::: Information supplied

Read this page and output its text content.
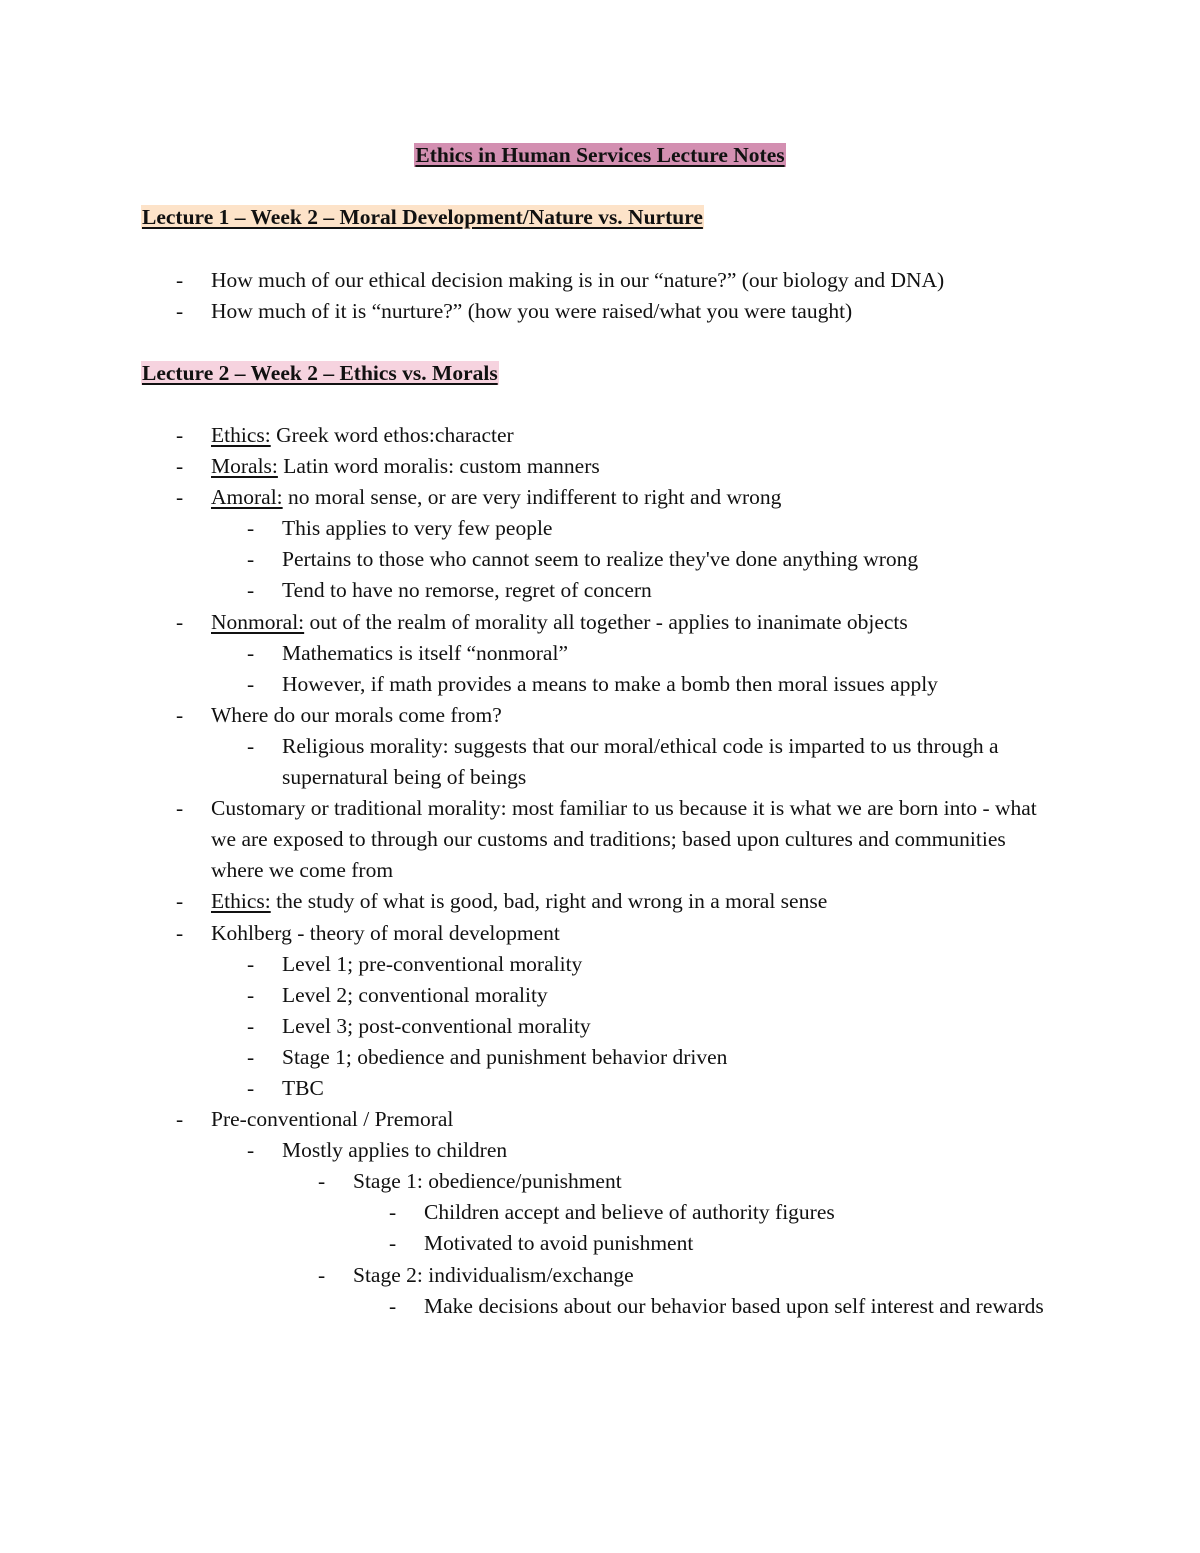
Ethics in Human Services Lecture Notes
Lecture 1 – Week 2 – Moral Development/Nature vs. Nurture
- How much of our ethical decision making is in our “nature?” (our biology and DNA)
- How much of it is “nurture?” (how you were raised/what you were taught)
Lecture 2 – Week 2 – Ethics vs. Morals
- Ethics: Greek word ethos:character
- Morals: Latin word moralis: custom manners
- Amoral: no moral sense, or are very indifferent to right and wrong
- This applies to very few people
- Pertains to those who cannot seem to realize they've done anything wrong
- Tend to have no remorse, regret of concern
- Nonmoral: out of the realm of morality all together - applies to inanimate objects
- Mathematics is itself “nonmoral”
- However, if math provides a means to make a bomb then moral issues apply
- Where do our morals come from?
- Religious morality: suggests that our moral/ethical code is imparted to us through a supernatural being of beings
- Customary or traditional morality: most familiar to us because it is what we are born into - what we are exposed to through our customs and traditions; based upon cultures and communities where we come from
- Ethics: the study of what is good, bad, right and wrong in a moral sense
- Kohlberg - theory of moral development
- Level 1; pre-conventional morality
- Level 2; conventional morality
- Level 3; post-conventional morality
- Stage 1; obedience and punishment behavior driven
- TBC
- Pre-conventional / Premoral
- Mostly applies to children
- Stage 1: obedience/punishment
- Children accept and believe of authority figures
- Motivated to avoid punishment
- Stage 2: individualism/exchange
- Make decisions about our behavior based upon self interest and rewards
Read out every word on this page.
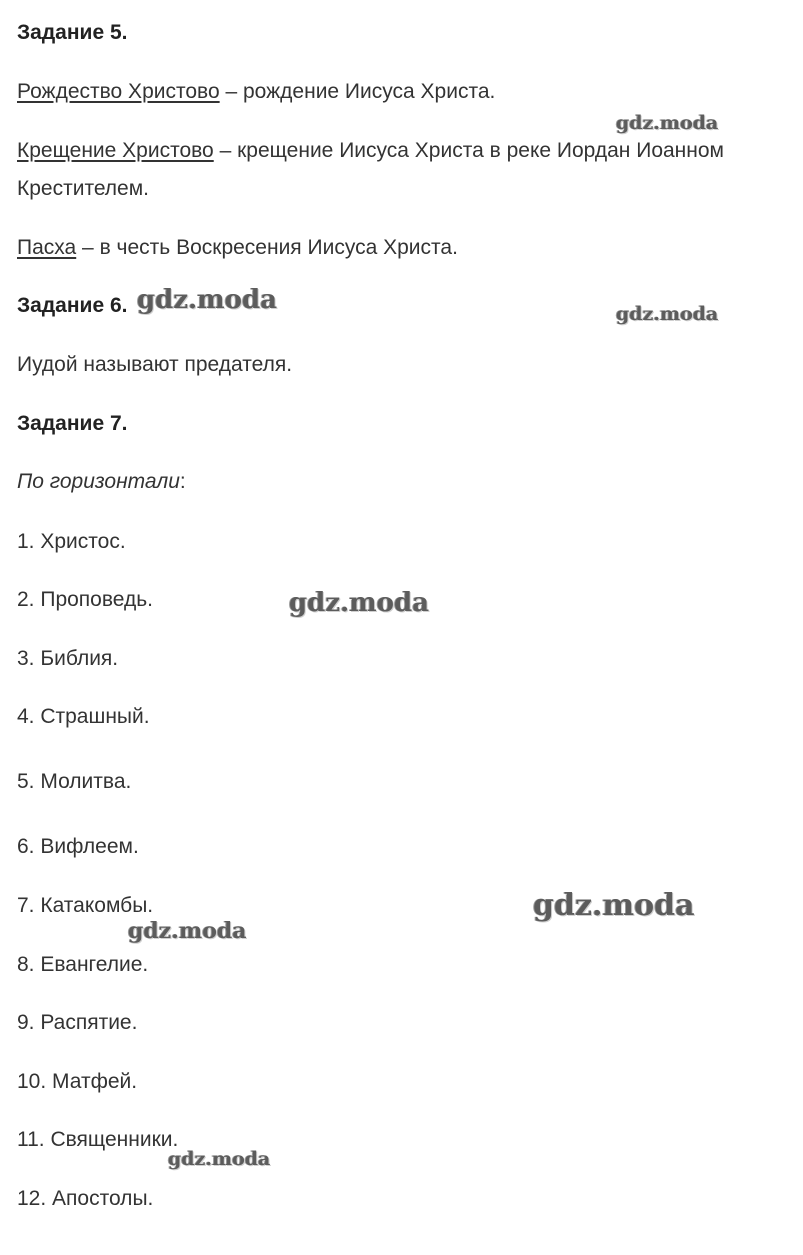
Задание 5.
Рождество Христово – рождение Иисуса Христа.
Крещение Христово – крещение Иисуса Христа в реке Иордан Иоанном
Крестителем.
Пасха – в честь Воскресения Иисуса Христа.
Задание 6.
Иудой называют предателя.
Задание 7.
По горизонтали:
1. Христос.
2. Проповедь.
3. Библия.
4. Страшный.
5. Молитва.
6. Вифлеем.
7. Катакомбы.
8. Евангелие.
9. Распятие.
10. Матфей.
11. Священники.
12. Апостолы.
gdz.moda
gdz.moda	gdz.moda
gdz.moda
gdz.moda
gdz.moda
gdz.moda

::::::

Transcribe all the data word for word; the images stay out.

__Complete answer__:
Read this page and output its text content.
Ethics in Human Services Lecture Notes
Lecture 1 – Week 2 – Moral Development/Nature vs. Nurture
- How much of our ethical decision making is in our “nature?” (our biology and DNA)
- How much of it is “nurture?” (how you were raised/what you were taught)
Lecture 2 – Week 2 – Ethics vs. Morals
- Ethics: Greek word ethos:character
- Morals: Latin word moralis: custom manners
- Amoral: no moral sense, or are very indifferent to right and wrong
- This applies to very few people
- Pertains to those who cannot seem to realize they've done anything wrong
- Tend to have no remorse, regret of concern
- Nonmoral: out of the realm of morality all together - applies to inanimate objects
- Mathematics is itself “nonmoral”
- However, if math provides a means to make a bomb then moral issues apply
- Where do our morals come from?
- Religious morality: suggests that our moral/ethical code is imparted to us through a supernatural being of beings
- Customary or traditional morality: most familiar to us because it is what we are born into - what we are exposed to through our customs and traditions; based upon cultures and communities where we come from
- Ethics: the study of what is good, bad, right and wrong in a moral sense
- Kohlberg - theory of moral development
- Level 1; pre-conventional morality
- Level 2; conventional morality
- Level 3; post-conventional morality
- Stage 1; obedience and punishment behavior driven
- TBC
- Pre-conventional / Premoral
- Mostly applies to children
- Stage 1: obedience/punishment
- Children accept and believe of authority figures
- Motivated to avoid punishment
- Stage 2: individualism/exchange
- Make decisions about our behavior based upon self interest and rewards
Read out every word on this page.
Задание 5.
Рождество Христово – рождение Иисуса Христа.
Крещение Христово – крещение Иисуса Христа в реке Иордан Иоанном
Крестителем.
Пасха – в честь Воскресения Иисуса Христа.
Задание 6.
Иудой называют предателя.
Задание 7.
По горизонтали:
1. Христос.
2. Проповедь.
3. Библия.
4. Страшный.
5. Молитва.
6. Вифлеем.
7. Катакомбы.
8. Евангелие.
9. Распятие.
10. Матфей.
11. Священники.
12. Апостолы.
gdz.moda
gdz.moda	gdz.moda
gdz.moda
gdz.moda
gdz.moda
gdz.moda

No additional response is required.